## TASKS AND EXERCISES
1) List every distinct username that posts in the forum thread on Airtel's V-Fiber launch, in the order each first appears.
2) From the forum thread on Airtel's V-Fiber launch, copy word for word the stretch between "## TheSloth (Oct 21, 2016)" and "(Oct 22, 2016)", inclusive.

## PASSAGE
— BEGIN —
Airtel launches V-Fiber with speeds up to 100Mbps in Chennai, expanding to 87 cities soo


----------



## lywyre (Oct 18, 2016)

I would be a fool to trust Airtel any more. 

Knowing airtel, that 5GB offer would probably be available only from 2am to 6 am.


----------



## Minion (Oct 19, 2016)

Everthing related to chortel have a catch and  No one should trust them or fall into their trap and again local broadband providers provides much better plans than chortel.


----------



## TheSloth (Oct 19, 2016)

In Bangalore, ACT is almost same as Airtel, almost same plans for same cost when i checked in March2016


----------



## D@rekills4 (Oct 19, 2016)

100 MBPS, 200 GB for ₹4799.

YOU Broadband gives me 100 MBPS, 800 GB for 3 months for ₹5000.

Just die AirTel, whenever I lookup the pricing for any of your services, it's way costlier than what others are providing. And it's not as if you are giving better service to your customers at a greater price.


----------



## TheSloth (Oct 19, 2016)

Actually I find Airtel's customer care service better than local players and BSNL

- - - Updated - - -

In bangalore, ACT have pretty good customer care service too. Don't know about ACT from other cities


----------



## ssb1551 (Oct 19, 2016)

D@rekills4 said:


> 100 MBPS, 200 GB for ₹4799.
> 
> YOU Broadband gives me 100 MBPS, 800 GB for 3 months for ₹5000.
> 
> Just die AirTel, whenever I lookup the pricing for any of your services, it's way costlier than what others are providing. And it's not as if you are giving better service to your customers at a greater price.



Are you serious for that plan by YOU Broadband?? Where do you live? I guess YOU broadband wont be available in all the areas of Blore


----------



## D@rekills4 (Oct 19, 2016)

ssb1551 said:


> Are you serious for that plan by YOU Broadband?? Where do you live? I guess YOU broadband wont be available in all the areas of Blore




I live in Pune.
Bangalore has the same plan but with 650 GB of data.
It should be available in your area as long as you are not in the outskirts of the city.


----------



## ssb1551 (Oct 19, 2016)

Ok, I'll call the YOU Customer Care and ask them about the same.


----------



## Minion (Oct 21, 2016)

TheSloth said:


> In Bangalore, ACT is almost same as Airtel, almost same plans for same cost when i checked in March2016



Youbroadband in Pune was offering 100MBps unlimited speed for 1,400 only now they have increased price and have a fup.


----------



## TheSloth (Oct 21, 2016)

Insane! So prices everywhere are increasing except Hyderabad. What the hell.
Recently ACT improvd their plans though for the same cost


----------



## Minion (Oct 22, 2016)

It seems like local broadband companies starting to follow Airtel this is why Airtel should die.


----------
— END —
[Data items]
— BEGIN —
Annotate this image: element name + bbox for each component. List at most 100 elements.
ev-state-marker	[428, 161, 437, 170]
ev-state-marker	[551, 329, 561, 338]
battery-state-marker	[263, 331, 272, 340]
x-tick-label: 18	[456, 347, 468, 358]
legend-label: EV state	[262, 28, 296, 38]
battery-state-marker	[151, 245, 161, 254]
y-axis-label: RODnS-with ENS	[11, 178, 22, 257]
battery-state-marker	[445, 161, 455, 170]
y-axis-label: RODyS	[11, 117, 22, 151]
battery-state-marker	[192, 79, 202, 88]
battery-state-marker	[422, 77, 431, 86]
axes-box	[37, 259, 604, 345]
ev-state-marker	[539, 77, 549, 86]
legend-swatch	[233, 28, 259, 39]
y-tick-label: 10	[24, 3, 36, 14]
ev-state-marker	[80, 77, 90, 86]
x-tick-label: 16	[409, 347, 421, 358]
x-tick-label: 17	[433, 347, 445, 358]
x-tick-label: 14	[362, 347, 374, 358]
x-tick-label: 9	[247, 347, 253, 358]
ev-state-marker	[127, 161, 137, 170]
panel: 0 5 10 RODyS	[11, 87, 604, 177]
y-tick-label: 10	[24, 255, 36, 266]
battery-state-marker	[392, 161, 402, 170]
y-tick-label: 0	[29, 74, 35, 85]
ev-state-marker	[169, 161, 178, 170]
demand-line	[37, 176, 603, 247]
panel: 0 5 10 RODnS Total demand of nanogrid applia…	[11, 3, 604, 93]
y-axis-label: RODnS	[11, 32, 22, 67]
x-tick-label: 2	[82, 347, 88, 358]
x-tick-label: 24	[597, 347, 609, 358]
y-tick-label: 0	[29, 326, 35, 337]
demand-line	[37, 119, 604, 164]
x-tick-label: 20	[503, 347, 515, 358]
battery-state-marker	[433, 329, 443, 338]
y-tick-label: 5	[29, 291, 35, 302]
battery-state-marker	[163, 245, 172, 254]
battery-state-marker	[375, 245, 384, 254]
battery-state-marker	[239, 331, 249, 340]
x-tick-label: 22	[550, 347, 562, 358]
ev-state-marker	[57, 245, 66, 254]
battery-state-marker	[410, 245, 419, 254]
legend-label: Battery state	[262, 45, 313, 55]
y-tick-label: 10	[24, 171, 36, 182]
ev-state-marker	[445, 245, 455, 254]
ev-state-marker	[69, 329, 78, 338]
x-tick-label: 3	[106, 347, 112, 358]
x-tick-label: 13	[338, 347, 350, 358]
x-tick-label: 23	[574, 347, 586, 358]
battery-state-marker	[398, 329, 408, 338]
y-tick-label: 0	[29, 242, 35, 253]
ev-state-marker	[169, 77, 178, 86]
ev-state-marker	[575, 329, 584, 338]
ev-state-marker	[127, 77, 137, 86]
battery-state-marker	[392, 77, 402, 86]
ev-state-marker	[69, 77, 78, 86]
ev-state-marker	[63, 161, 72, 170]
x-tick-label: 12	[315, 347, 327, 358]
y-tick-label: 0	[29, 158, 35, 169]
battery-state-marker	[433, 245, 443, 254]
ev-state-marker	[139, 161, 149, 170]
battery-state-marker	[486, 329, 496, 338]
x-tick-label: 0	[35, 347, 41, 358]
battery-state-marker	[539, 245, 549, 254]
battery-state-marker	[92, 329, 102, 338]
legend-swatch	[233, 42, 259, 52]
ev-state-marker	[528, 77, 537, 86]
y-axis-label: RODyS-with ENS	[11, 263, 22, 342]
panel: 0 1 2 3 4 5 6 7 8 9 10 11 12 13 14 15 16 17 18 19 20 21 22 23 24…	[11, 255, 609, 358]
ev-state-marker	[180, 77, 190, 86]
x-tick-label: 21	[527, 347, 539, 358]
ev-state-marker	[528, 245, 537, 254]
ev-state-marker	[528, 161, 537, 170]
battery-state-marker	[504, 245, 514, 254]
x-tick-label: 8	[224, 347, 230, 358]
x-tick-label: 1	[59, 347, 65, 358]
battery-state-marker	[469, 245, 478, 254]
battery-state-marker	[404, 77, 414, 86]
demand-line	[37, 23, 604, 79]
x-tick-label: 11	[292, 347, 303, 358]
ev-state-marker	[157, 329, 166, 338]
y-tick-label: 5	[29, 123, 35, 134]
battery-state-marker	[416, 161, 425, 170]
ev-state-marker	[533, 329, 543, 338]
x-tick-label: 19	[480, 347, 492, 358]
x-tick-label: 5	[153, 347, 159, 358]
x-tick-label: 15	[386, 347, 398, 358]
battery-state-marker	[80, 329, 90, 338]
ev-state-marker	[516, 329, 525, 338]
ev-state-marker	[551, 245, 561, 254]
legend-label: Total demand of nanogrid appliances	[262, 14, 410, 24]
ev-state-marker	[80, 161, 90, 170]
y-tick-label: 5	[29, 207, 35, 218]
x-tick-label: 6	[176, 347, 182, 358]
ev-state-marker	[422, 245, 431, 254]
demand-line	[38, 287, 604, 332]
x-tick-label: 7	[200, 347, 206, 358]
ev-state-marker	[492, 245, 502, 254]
— END —
## RESPONSES FOR EACH TASK
1) lywyre, Minion, TheSloth, D@rekills4, ssb1551

2)
## TheSloth (Oct 21, 2016)

Insane! So prices everywhere are increasing except Hyderabad. What the hell.
Recently ACT improvd their plans though for the same cost


----------



## Minion (Oct 22, 2016)